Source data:
○ ○ ○ ○ ○ ○ ○

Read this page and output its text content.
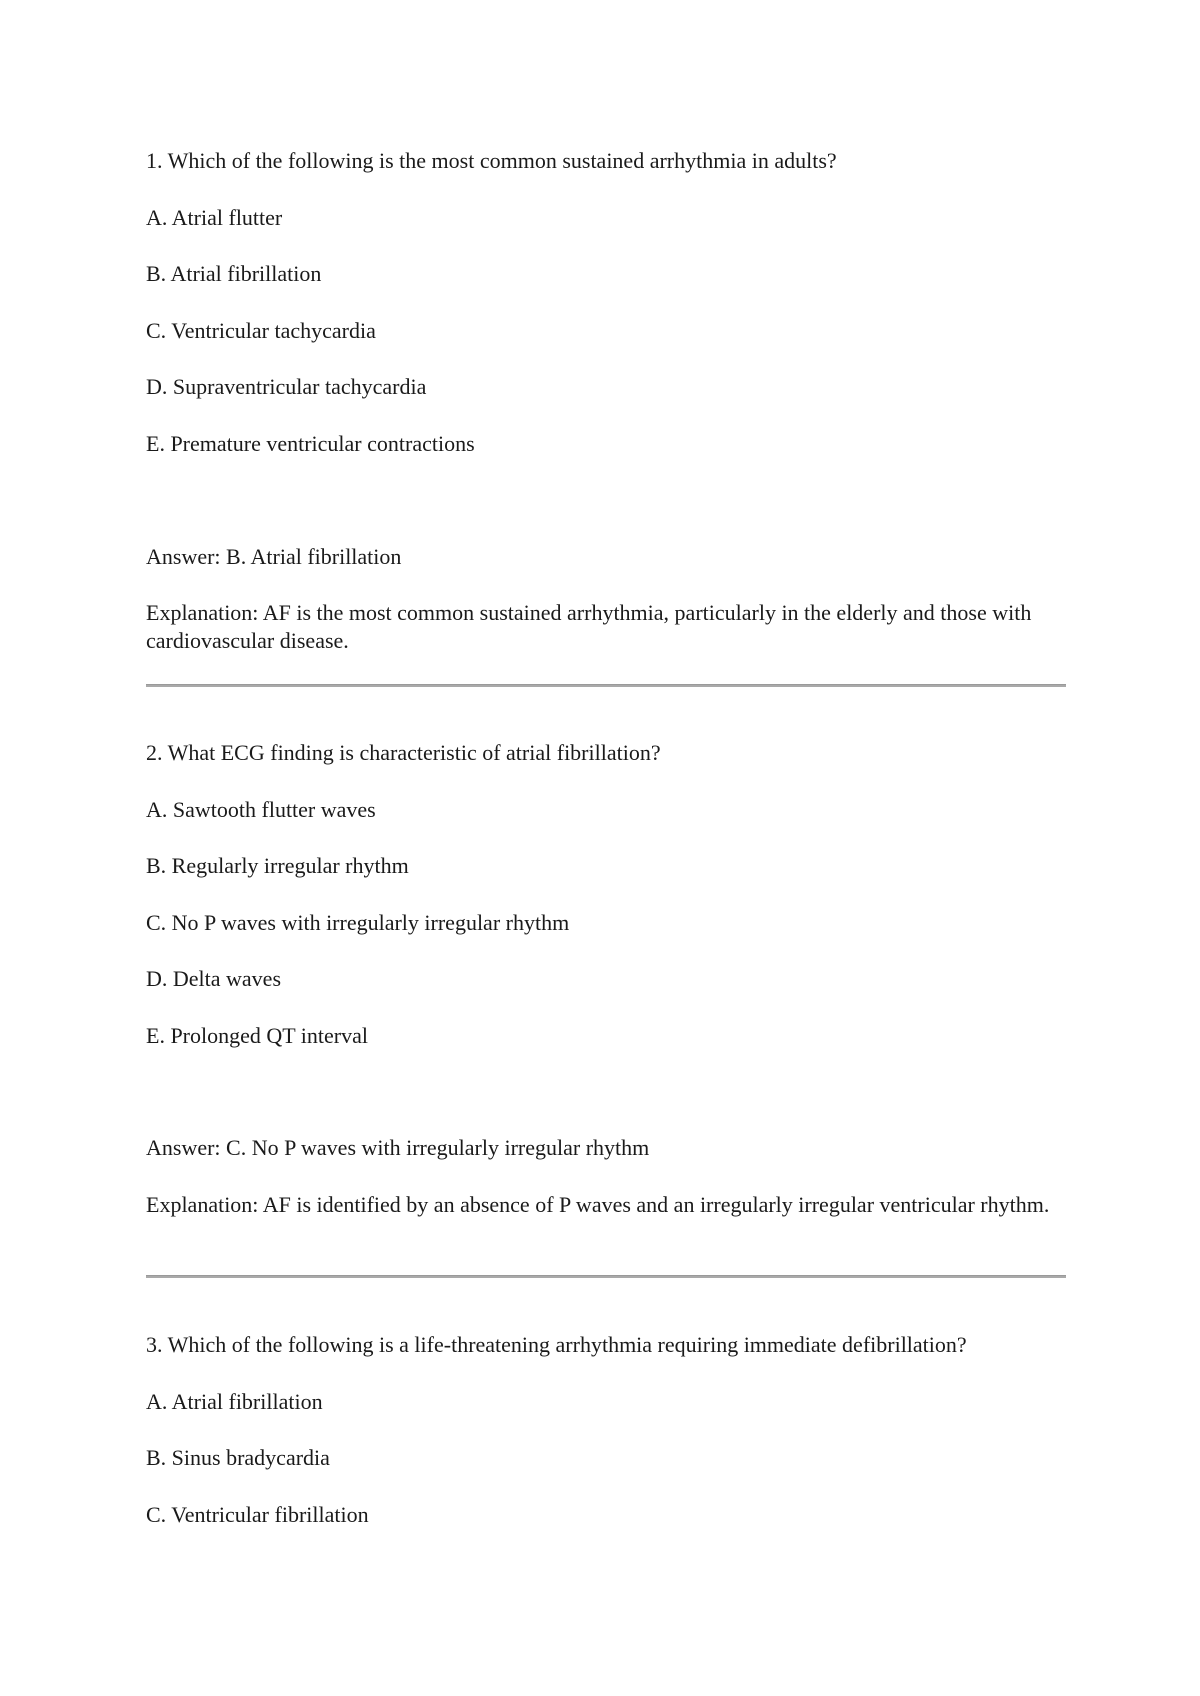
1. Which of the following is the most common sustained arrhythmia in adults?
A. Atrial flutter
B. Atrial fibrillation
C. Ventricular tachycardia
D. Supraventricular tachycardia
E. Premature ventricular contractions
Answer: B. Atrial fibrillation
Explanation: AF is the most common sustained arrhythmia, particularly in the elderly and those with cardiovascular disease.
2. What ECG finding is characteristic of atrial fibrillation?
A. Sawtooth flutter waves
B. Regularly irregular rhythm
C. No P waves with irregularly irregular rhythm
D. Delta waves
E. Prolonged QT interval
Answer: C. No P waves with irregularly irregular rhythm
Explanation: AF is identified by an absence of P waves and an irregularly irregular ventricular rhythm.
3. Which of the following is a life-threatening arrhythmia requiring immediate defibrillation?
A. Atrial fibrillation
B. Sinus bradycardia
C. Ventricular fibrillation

○ ○ ○ ○ ○ ○ ○

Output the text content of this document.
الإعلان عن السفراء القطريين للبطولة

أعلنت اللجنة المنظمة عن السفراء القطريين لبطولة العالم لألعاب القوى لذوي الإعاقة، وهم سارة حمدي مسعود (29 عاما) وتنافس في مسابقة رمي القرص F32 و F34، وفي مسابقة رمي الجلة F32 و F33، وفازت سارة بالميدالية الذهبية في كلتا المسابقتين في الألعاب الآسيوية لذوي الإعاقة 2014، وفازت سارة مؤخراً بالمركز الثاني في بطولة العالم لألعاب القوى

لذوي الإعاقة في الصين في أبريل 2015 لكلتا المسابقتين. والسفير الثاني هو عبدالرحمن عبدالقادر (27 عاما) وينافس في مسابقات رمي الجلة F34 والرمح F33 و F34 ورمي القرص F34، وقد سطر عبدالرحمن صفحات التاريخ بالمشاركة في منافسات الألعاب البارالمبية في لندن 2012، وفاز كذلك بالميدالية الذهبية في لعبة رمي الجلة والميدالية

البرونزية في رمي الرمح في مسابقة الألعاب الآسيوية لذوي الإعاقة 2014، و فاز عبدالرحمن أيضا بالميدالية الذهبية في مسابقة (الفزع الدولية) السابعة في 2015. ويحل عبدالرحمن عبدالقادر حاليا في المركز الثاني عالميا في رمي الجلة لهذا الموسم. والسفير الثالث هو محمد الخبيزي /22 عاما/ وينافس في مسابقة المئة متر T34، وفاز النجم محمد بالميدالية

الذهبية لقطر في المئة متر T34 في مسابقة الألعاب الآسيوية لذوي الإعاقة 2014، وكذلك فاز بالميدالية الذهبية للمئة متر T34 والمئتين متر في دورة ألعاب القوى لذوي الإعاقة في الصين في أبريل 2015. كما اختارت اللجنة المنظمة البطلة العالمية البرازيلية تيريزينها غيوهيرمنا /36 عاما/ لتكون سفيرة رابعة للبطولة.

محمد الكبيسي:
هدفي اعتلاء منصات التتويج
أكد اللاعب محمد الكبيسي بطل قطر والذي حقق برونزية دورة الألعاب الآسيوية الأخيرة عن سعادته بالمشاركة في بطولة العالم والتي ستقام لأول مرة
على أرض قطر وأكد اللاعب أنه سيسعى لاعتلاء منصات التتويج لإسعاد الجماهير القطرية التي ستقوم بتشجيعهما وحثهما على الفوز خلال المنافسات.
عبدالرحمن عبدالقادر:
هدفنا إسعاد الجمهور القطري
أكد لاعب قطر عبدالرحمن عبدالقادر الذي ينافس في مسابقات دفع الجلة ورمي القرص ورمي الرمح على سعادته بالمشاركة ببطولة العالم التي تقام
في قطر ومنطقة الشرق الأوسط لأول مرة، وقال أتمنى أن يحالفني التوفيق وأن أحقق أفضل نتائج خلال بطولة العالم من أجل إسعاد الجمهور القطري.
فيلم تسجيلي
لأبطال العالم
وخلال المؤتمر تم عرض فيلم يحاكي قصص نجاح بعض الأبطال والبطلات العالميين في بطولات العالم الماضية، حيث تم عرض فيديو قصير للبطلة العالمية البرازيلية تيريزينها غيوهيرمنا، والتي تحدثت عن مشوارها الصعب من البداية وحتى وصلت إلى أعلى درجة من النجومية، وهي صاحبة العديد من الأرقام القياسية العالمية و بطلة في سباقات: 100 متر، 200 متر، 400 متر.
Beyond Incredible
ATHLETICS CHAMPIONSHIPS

○ ○ ○ ○ ○ ○ ○

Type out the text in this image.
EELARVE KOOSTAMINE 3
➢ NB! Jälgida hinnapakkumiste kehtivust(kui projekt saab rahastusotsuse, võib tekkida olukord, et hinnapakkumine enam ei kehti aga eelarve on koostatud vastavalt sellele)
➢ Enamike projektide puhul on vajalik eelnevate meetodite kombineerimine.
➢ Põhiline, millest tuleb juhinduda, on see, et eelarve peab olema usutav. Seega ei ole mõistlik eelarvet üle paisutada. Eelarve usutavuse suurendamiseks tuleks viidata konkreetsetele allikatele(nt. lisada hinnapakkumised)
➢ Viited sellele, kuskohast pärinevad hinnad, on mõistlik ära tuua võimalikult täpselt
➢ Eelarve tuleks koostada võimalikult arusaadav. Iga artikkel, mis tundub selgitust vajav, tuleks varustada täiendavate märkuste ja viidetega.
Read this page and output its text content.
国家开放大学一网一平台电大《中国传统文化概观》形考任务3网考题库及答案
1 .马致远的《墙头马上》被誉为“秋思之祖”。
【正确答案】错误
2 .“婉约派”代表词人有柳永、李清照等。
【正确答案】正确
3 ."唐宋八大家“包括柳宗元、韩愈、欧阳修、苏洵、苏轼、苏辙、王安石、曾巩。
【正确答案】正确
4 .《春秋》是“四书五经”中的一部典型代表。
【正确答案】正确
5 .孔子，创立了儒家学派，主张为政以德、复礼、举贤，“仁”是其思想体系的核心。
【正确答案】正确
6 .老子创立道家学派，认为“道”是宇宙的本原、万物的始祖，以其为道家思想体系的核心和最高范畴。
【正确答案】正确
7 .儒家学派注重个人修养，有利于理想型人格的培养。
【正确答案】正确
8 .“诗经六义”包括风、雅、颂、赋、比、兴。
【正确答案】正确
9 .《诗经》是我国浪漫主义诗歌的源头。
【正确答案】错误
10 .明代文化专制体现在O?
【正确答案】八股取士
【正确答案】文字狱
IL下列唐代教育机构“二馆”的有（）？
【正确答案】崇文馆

○ ○ ○ ○ ○ ○ ○

Among the entries above, how many lines hold the string "بالمشاركة"? Give the number by itself.

3